Saved data entries
# # #
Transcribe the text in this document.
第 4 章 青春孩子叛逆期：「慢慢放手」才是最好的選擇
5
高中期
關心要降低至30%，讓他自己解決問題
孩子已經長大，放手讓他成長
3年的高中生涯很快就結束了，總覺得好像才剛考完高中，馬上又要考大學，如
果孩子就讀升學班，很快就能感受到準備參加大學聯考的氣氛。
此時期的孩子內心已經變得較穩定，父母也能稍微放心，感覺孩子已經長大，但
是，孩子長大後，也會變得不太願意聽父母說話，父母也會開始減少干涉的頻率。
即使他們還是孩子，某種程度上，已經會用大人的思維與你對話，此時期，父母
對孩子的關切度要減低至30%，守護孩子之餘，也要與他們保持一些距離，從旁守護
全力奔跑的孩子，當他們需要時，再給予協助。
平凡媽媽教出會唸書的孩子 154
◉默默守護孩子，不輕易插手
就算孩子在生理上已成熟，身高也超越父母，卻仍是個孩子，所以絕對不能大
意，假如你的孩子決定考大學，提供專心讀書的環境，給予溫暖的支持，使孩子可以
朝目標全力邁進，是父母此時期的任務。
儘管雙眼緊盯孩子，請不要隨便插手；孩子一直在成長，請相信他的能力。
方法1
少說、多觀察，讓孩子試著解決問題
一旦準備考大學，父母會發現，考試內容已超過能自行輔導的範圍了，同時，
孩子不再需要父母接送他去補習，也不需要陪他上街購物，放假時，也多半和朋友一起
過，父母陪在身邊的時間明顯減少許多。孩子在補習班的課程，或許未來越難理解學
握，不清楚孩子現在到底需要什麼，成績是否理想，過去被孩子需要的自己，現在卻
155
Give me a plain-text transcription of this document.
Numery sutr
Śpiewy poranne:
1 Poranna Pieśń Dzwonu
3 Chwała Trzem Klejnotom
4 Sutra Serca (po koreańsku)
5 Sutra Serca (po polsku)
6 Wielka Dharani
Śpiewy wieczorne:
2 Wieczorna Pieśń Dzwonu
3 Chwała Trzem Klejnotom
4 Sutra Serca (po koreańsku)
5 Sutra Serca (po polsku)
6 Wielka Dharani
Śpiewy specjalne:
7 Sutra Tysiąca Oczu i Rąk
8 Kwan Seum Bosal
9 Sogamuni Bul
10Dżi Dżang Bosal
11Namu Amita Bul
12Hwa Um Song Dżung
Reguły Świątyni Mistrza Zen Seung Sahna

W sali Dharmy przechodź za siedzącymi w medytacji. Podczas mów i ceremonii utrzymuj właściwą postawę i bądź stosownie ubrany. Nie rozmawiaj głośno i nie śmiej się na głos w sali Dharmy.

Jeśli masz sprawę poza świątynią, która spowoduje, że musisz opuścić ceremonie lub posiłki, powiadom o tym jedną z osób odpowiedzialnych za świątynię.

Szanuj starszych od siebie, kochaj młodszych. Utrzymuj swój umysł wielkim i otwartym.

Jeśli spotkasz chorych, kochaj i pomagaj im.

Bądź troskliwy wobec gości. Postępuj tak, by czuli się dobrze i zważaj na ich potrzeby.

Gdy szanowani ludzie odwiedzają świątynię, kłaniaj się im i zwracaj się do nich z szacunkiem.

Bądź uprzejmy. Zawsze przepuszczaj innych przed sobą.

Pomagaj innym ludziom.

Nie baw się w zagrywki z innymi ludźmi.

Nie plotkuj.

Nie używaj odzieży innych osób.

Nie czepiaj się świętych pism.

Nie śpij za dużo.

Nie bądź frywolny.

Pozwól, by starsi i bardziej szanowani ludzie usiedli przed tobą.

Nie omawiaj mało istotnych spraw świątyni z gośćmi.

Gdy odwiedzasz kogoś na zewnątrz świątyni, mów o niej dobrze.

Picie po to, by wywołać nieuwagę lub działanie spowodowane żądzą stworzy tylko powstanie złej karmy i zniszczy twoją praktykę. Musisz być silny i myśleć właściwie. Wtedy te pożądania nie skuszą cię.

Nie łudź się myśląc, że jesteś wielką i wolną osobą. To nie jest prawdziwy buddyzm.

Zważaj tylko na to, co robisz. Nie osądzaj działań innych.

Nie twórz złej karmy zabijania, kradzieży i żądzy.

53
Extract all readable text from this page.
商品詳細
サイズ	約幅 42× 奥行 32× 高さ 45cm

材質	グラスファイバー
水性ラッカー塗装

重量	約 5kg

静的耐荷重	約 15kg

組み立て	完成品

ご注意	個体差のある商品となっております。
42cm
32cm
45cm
# # #
▶ **Stated task**: Look above for the line that holds "Extract all readable text from this page.", then copy it and each line after it exactly, through the last line of the data.

▶ **Solved problem**:
Extract all readable text from this page.
商品詳細
サイズ	約幅 42× 奥行 32× 高さ 45cm

材質	グラスファイバー
水性ラッカー塗装

重量	約 5kg

静的耐荷重	約 15kg

組み立て	完成品

ご注意	個体差のある商品となっております。
42cm
32cm
45cm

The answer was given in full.